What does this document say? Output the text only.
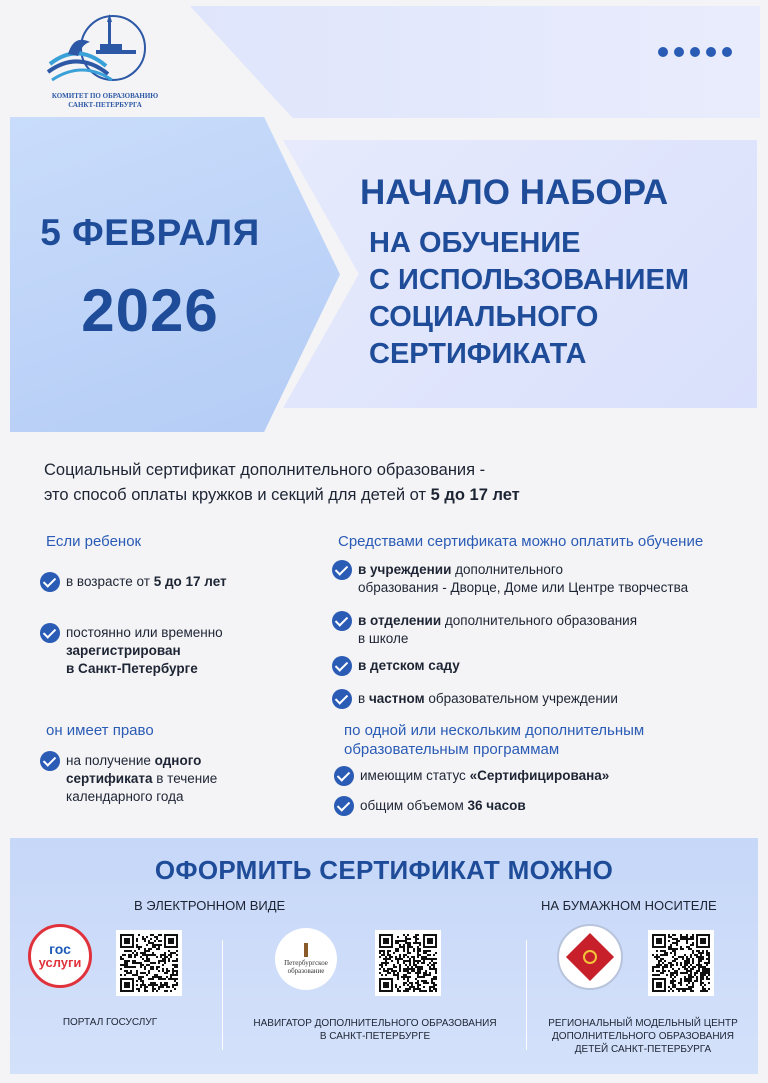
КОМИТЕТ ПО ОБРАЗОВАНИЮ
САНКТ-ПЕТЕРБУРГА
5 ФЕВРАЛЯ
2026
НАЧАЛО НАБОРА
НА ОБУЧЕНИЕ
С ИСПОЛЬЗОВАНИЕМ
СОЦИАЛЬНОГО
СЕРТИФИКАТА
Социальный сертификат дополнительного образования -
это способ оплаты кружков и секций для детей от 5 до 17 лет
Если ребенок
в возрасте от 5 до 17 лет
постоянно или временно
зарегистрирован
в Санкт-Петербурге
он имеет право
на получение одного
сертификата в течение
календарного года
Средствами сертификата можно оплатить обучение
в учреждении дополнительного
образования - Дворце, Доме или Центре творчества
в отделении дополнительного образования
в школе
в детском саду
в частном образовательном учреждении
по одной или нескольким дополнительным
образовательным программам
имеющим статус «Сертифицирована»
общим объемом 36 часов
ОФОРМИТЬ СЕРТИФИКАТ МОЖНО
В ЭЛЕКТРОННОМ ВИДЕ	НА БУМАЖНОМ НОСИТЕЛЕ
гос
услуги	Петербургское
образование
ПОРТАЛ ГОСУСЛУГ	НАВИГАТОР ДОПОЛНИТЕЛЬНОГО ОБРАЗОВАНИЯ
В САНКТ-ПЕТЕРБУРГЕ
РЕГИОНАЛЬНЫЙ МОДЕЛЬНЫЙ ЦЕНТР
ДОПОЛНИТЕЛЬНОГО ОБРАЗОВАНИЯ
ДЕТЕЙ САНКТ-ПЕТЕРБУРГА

_____

Copy the material shown above in full and exactly. Skip the pictures.

What does this document say? Output the text only.
КОМИТЕТ ПО ОБРАЗОВАНИЮ
САНКТ-ПЕТЕРБУРГА
5 ФЕВРАЛЯ
2026
НАЧАЛО НАБОРА
НА ОБУЧЕНИЕ
С ИСПОЛЬЗОВАНИЕМ
СОЦИАЛЬНОГО
СЕРТИФИКАТА
Социальный сертификат дополнительного образования -
это способ оплаты кружков и секций для детей от 5 до 17 лет
Если ребенок
в возрасте от 5 до 17 лет
постоянно или временно
зарегистрирован
в Санкт-Петербурге
он имеет право
на получение одного
сертификата в течение
календарного года
Средствами сертификата можно оплатить обучение
в учреждении дополнительного
образования - Дворце, Доме или Центре творчества
в отделении дополнительного образования
в школе
в детском саду
в частном образовательном учреждении
по одной или нескольким дополнительным
образовательным программам
имеющим статус «Сертифицирована»
общим объемом 36 часов
ОФОРМИТЬ СЕРТИФИКАТ МОЖНО
В ЭЛЕКТРОННОМ ВИДЕ	НА БУМАЖНОМ НОСИТЕЛЕ
гос
услуги	Петербургское
образование
ПОРТАЛ ГОСУСЛУГ	НАВИГАТОР ДОПОЛНИТЕЛЬНОГО ОБРАЗОВАНИЯ
В САНКТ-ПЕТЕРБУРГЕ
РЕГИОНАЛЬНЫЙ МОДЕЛЬНЫЙ ЦЕНТР
ДОПОЛНИТЕЛЬНОГО ОБРАЗОВАНИЯ
ДЕТЕЙ САНКТ-ПЕТЕРБУРГА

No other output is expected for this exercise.